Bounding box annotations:

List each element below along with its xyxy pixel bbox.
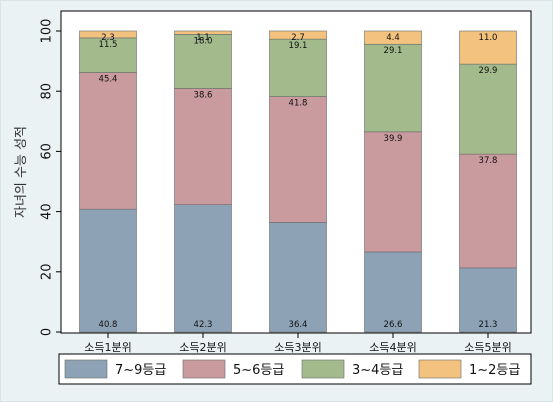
data-label: 39.9 [384,134,403,144]
y-tick-label: 80 [40,83,55,100]
data-label: 38.6 [194,90,213,100]
data-label: 45.4 [99,75,118,85]
legend-label: 5~6등급 [233,363,284,378]
data-label: 37.8 [479,156,498,166]
bar-segment [459,30,517,65]
bar-segment [174,204,232,333]
data-label: 4.4 [386,33,400,43]
y-tick-label: 100 [40,19,55,44]
legend-label: 7~9등급 [115,363,166,378]
bar-segment [459,153,517,269]
bar-segment [79,72,137,210]
data-label: 2.7 [291,33,305,43]
data-label: 36.4 [289,320,308,330]
x-axis: 소득1분위 소득2분위 소득3분위 소득4분위 소득5분위 [84,333,512,354]
data-label: 41.8 [289,99,308,109]
bar-segment [174,30,232,35]
y-axis: 0 20 40 60 80 100 [40,19,61,336]
legend-label: 3~4등급 [352,363,403,378]
bar-segment [364,131,422,253]
data-label: 40.8 [99,320,118,330]
legend-swatch [182,359,226,379]
x-tick-label: 소득1분위 [84,341,131,354]
data-label: 21.3 [479,320,498,330]
bar-segment [174,88,232,205]
bar-segment [459,63,517,155]
data-label: 18.0 [194,36,213,46]
bars-layer [79,30,517,333]
data-label: 19.1 [289,41,308,51]
bar-segment [269,96,327,223]
bar-segment [364,43,422,133]
data-label: 29.1 [384,46,403,56]
legend-swatch [418,359,462,379]
legend: 7~9등급 5~6등급 3~4등급 1~2등급 [64,359,520,379]
x-tick-label: 소득4분위 [369,341,416,354]
legend-box [58,353,532,385]
y-axis-title: 자녀의 수능 성적 [14,126,29,218]
bar-segment [364,30,422,45]
y-tick-label: 20 [40,264,55,281]
x-tick-label: 소득2분위 [179,341,226,354]
data-label: 11.0 [479,33,498,43]
x-tick-label: 소득5분위 [464,341,511,354]
data-label: 42.3 [194,320,213,330]
y-tick-label: 40 [40,203,55,220]
bar-segment [364,251,422,333]
bar-segment [79,208,137,333]
legend-label: 1~2등급 [469,363,520,378]
value-labels-layer: 40.8 45.4 11.52.3 42.3 38.6 18.01.1 36.4 41.8 19… [99,33,498,330]
data-label: 26.6 [384,320,403,330]
y-tick-label: 0 [40,328,55,336]
data-label: 2.3 [101,33,115,43]
bar-segment [79,30,137,39]
bar-segment [79,37,137,73]
y-tick-label: 60 [40,143,55,160]
x-tick-label: 소득3분위 [274,341,321,354]
bar-segment [269,38,327,97]
bar-segment [269,222,327,333]
data-label: 1.1 [196,33,210,43]
data-label: 11.5 [99,40,118,50]
data-label: 29.9 [479,66,498,76]
legend-swatch [301,359,345,379]
bar-segment [174,34,232,89]
legend-swatch [64,359,108,379]
bar-segment [269,30,327,40]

**Problem**
Reproduce the entire listing above with each occurrence of "bar-segment" changed to "stacked-bar" and every other line unchanged. Omit the picture from your answer.

**Response for this exercise**
List each element below along with its xyxy pixel bbox.
data-label: 39.9 [384,134,403,144]
y-tick-label: 80 [40,83,55,100]
data-label: 38.6 [194,90,213,100]
data-label: 45.4 [99,75,118,85]
legend-label: 5~6등급 [233,363,284,378]
data-label: 37.8 [479,156,498,166]
stacked-bar [459,30,517,65]
stacked-bar [174,204,232,333]
data-label: 4.4 [386,33,400,43]
y-tick-label: 100 [40,19,55,44]
legend-label: 7~9등급 [115,363,166,378]
stacked-bar [459,153,517,269]
stacked-bar [79,72,137,210]
data-label: 2.7 [291,33,305,43]
data-label: 36.4 [289,320,308,330]
x-axis: 소득1분위 소득2분위 소득3분위 소득4분위 소득5분위 [84,333,512,354]
data-label: 41.8 [289,99,308,109]
stacked-bar [174,30,232,35]
y-axis: 0 20 40 60 80 100 [40,19,61,336]
legend-label: 3~4등급 [352,363,403,378]
stacked-bar [364,131,422,253]
data-label: 40.8 [99,320,118,330]
legend-swatch [182,359,226,379]
x-tick-label: 소득1분위 [84,341,131,354]
data-label: 21.3 [479,320,498,330]
stacked-bar [174,88,232,205]
stacked-bar [459,63,517,155]
data-label: 18.0 [194,36,213,46]
bars-layer [79,30,517,333]
data-label: 19.1 [289,41,308,51]
stacked-bar [269,96,327,223]
stacked-bar [364,43,422,133]
data-label: 29.1 [384,46,403,56]
legend-swatch [418,359,462,379]
legend: 7~9등급 5~6등급 3~4등급 1~2등급 [64,359,520,379]
x-tick-label: 소득4분위 [369,341,416,354]
legend-box [58,353,532,385]
y-axis-title: 자녀의 수능 성적 [14,126,29,218]
stacked-bar [364,30,422,45]
y-tick-label: 20 [40,264,55,281]
x-tick-label: 소득2분위 [179,341,226,354]
data-label: 11.0 [479,33,498,43]
x-tick-label: 소득5분위 [464,341,511,354]
data-label: 42.3 [194,320,213,330]
y-tick-label: 40 [40,203,55,220]
stacked-bar [364,251,422,333]
stacked-bar [79,208,137,333]
legend-label: 1~2등급 [469,363,520,378]
value-labels-layer: 40.8 45.4 11.52.3 42.3 38.6 18.01.1 36.4 41.8 19… [99,33,498,330]
data-label: 26.6 [384,320,403,330]
y-tick-label: 0 [40,328,55,336]
data-label: 2.3 [101,33,115,43]
stacked-bar [79,30,137,39]
stacked-bar [79,37,137,73]
y-tick-label: 60 [40,143,55,160]
x-tick-label: 소득3분위 [274,341,321,354]
stacked-bar [269,38,327,97]
stacked-bar [269,222,327,333]
data-label: 1.1 [196,33,210,43]
data-label: 11.5 [99,40,118,50]
data-label: 29.9 [479,66,498,76]
legend-swatch [301,359,345,379]
stacked-bar [174,34,232,89]
legend-swatch [64,359,108,379]
stacked-bar [269,30,327,40]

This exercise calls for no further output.